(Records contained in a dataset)
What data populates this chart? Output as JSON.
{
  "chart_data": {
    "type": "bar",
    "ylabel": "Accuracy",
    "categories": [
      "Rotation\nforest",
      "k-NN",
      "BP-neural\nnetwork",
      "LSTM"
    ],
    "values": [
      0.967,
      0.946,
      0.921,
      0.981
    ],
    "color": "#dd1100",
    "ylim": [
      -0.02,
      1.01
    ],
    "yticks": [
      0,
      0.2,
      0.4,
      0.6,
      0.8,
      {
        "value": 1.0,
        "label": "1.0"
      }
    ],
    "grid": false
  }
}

■ **The exercise**
Copy out all of the records above with nothing altered.

■ **Solution to the problem**
What data populates this chart? Output as JSON.
{
  "chart_data": {
    "type": "bar",
    "ylabel": "Accuracy",
    "categories": [
      "Rotation\nforest",
      "k-NN",
      "BP-neural\nnetwork",
      "LSTM"
    ],
    "values": [
      0.967,
      0.946,
      0.921,
      0.981
    ],
    "color": "#dd1100",
    "ylim": [
      -0.02,
      1.01
    ],
    "yticks": [
      0,
      0.2,
      0.4,
      0.6,
      0.8,
      {
        "value": 1.0,
        "label": "1.0"
      }
    ],
    "grid": false
  }
}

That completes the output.